» **Work to complete**: Print the listing in its entirety and exactly, leaving out images.

» **Records for the task**:
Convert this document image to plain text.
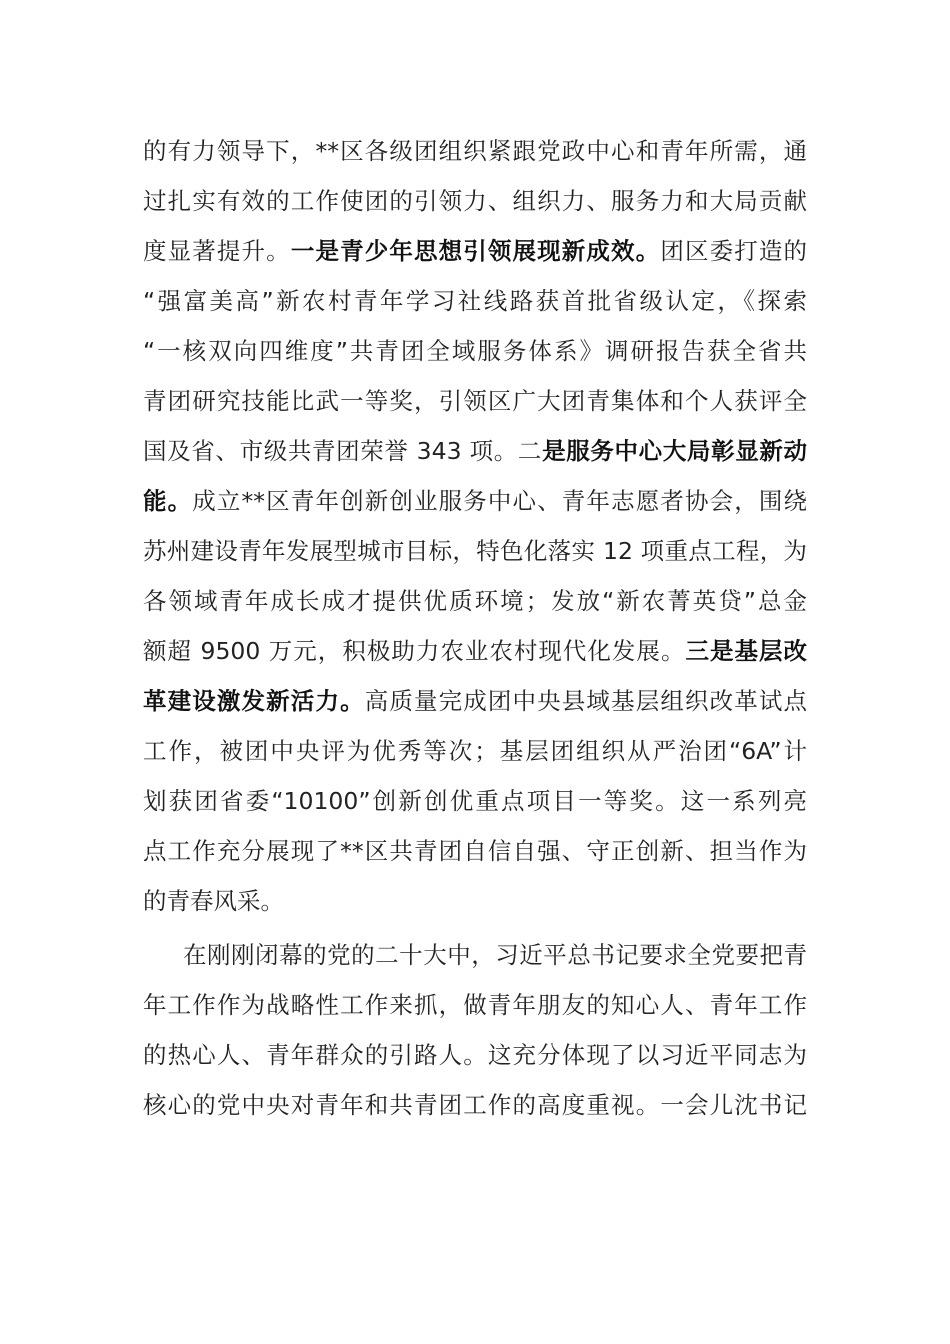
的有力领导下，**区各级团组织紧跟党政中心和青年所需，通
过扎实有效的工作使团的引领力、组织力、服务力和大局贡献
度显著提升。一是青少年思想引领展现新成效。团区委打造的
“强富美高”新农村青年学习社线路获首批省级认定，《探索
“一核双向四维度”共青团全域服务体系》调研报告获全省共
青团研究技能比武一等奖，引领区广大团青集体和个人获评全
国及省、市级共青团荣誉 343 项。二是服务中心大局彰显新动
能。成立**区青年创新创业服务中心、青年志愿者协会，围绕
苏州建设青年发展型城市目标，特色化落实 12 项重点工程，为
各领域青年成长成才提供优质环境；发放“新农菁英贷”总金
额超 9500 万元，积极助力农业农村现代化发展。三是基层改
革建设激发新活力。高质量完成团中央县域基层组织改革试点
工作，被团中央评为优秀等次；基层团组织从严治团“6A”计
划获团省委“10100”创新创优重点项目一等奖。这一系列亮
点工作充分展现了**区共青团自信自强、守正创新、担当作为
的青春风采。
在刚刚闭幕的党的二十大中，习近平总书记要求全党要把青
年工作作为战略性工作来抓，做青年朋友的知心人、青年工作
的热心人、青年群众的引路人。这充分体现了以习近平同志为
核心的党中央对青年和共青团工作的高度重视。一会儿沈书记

» **Output below**:
Convert this document image to plain text.
的有力领导下，**区各级团组织紧跟党政中心和青年所需，通
过扎实有效的工作使团的引领力、组织力、服务力和大局贡献
度显著提升。一是青少年思想引领展现新成效。团区委打造的
“强富美高”新农村青年学习社线路获首批省级认定，《探索
“一核双向四维度”共青团全域服务体系》调研报告获全省共
青团研究技能比武一等奖，引领区广大团青集体和个人获评全
国及省、市级共青团荣誉 343 项。二是服务中心大局彰显新动
能。成立**区青年创新创业服务中心、青年志愿者协会，围绕
苏州建设青年发展型城市目标，特色化落实 12 项重点工程，为
各领域青年成长成才提供优质环境；发放“新农菁英贷”总金
额超 9500 万元，积极助力农业农村现代化发展。三是基层改
革建设激发新活力。高质量完成团中央县域基层组织改革试点
工作，被团中央评为优秀等次；基层团组织从严治团“6A”计
划获团省委“10100”创新创优重点项目一等奖。这一系列亮
点工作充分展现了**区共青团自信自强、守正创新、担当作为
的青春风采。
在刚刚闭幕的党的二十大中，习近平总书记要求全党要把青
年工作作为战略性工作来抓，做青年朋友的知心人、青年工作
的热心人、青年群众的引路人。这充分体现了以习近平同志为
核心的党中央对青年和共青团工作的高度重视。一会儿沈书记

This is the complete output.